-------- Given records --------
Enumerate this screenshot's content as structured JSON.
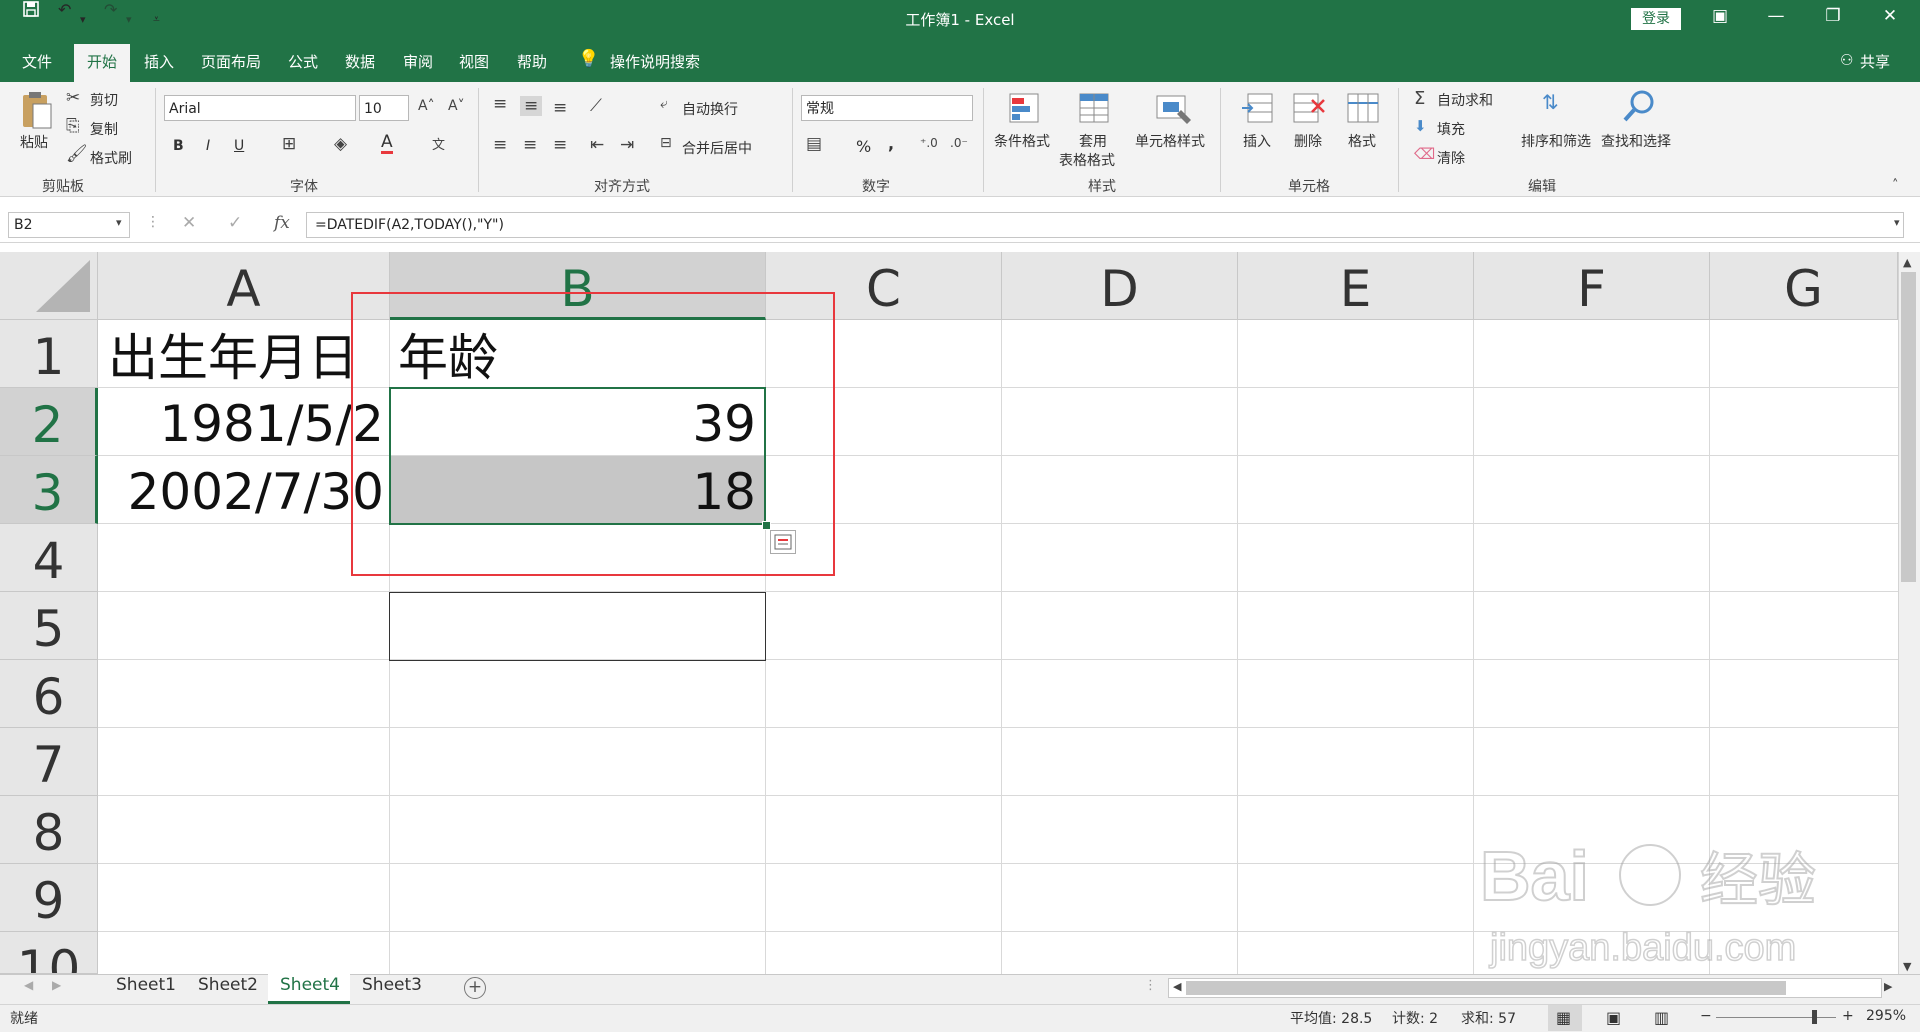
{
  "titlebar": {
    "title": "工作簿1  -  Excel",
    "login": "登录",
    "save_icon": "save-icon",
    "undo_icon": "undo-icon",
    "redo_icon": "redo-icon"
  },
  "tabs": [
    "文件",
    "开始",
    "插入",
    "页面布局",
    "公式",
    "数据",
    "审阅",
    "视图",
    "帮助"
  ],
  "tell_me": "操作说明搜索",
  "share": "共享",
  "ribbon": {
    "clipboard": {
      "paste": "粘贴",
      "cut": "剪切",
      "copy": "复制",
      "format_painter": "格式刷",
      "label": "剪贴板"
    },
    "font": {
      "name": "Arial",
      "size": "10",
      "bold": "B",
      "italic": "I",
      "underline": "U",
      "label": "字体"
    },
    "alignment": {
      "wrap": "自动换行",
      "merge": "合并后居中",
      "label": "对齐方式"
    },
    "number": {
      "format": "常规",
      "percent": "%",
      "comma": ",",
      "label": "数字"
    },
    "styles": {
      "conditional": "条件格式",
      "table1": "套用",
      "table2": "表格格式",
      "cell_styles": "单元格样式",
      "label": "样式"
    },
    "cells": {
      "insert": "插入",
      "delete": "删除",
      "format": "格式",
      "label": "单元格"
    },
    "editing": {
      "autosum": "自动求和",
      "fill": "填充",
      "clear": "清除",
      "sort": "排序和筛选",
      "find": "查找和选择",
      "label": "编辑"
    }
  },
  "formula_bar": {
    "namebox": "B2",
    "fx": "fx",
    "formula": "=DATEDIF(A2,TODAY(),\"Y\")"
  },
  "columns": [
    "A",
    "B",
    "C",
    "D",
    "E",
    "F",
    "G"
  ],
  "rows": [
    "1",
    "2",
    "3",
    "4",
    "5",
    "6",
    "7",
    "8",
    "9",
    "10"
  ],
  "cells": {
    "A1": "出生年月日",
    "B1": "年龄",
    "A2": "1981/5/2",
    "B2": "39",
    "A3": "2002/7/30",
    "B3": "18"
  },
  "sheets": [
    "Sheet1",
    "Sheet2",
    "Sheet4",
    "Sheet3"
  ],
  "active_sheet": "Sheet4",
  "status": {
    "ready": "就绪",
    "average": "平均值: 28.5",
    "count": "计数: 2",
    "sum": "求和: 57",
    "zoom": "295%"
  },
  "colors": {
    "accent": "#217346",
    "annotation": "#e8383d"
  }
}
--------
Problem requirements: Make an exact copy of the data above, pictures excluded.

Correct output:
Enumerate this screenshot's content as structured JSON.
{
  "titlebar": {
    "title": "工作簿1  -  Excel",
    "login": "登录",
    "save_icon": "save-icon",
    "undo_icon": "undo-icon",
    "redo_icon": "redo-icon"
  },
  "tabs": [
    "文件",
    "开始",
    "插入",
    "页面布局",
    "公式",
    "数据",
    "审阅",
    "视图",
    "帮助"
  ],
  "tell_me": "操作说明搜索",
  "share": "共享",
  "ribbon": {
    "clipboard": {
      "paste": "粘贴",
      "cut": "剪切",
      "copy": "复制",
      "format_painter": "格式刷",
      "label": "剪贴板"
    },
    "font": {
      "name": "Arial",
      "size": "10",
      "bold": "B",
      "italic": "I",
      "underline": "U",
      "label": "字体"
    },
    "alignment": {
      "wrap": "自动换行",
      "merge": "合并后居中",
      "label": "对齐方式"
    },
    "number": {
      "format": "常规",
      "percent": "%",
      "comma": ",",
      "label": "数字"
    },
    "styles": {
      "conditional": "条件格式",
      "table1": "套用",
      "table2": "表格格式",
      "cell_styles": "单元格样式",
      "label": "样式"
    },
    "cells": {
      "insert": "插入",
      "delete": "删除",
      "format": "格式",
      "label": "单元格"
    },
    "editing": {
      "autosum": "自动求和",
      "fill": "填充",
      "clear": "清除",
      "sort": "排序和筛选",
      "find": "查找和选择",
      "label": "编辑"
    }
  },
  "formula_bar": {
    "namebox": "B2",
    "fx": "fx",
    "formula": "=DATEDIF(A2,TODAY(),\"Y\")"
  },
  "columns": [
    "A",
    "B",
    "C",
    "D",
    "E",
    "F",
    "G"
  ],
  "rows": [
    "1",
    "2",
    "3",
    "4",
    "5",
    "6",
    "7",
    "8",
    "9",
    "10"
  ],
  "cells": {
    "A1": "出生年月日",
    "B1": "年龄",
    "A2": "1981/5/2",
    "B2": "39",
    "A3": "2002/7/30",
    "B3": "18"
  },
  "sheets": [
    "Sheet1",
    "Sheet2",
    "Sheet4",
    "Sheet3"
  ],
  "active_sheet": "Sheet4",
  "status": {
    "ready": "就绪",
    "average": "平均值: 28.5",
    "count": "计数: 2",
    "sum": "求和: 57",
    "zoom": "295%"
  },
  "colors": {
    "accent": "#217346",
    "annotation": "#e8383d"
  }
}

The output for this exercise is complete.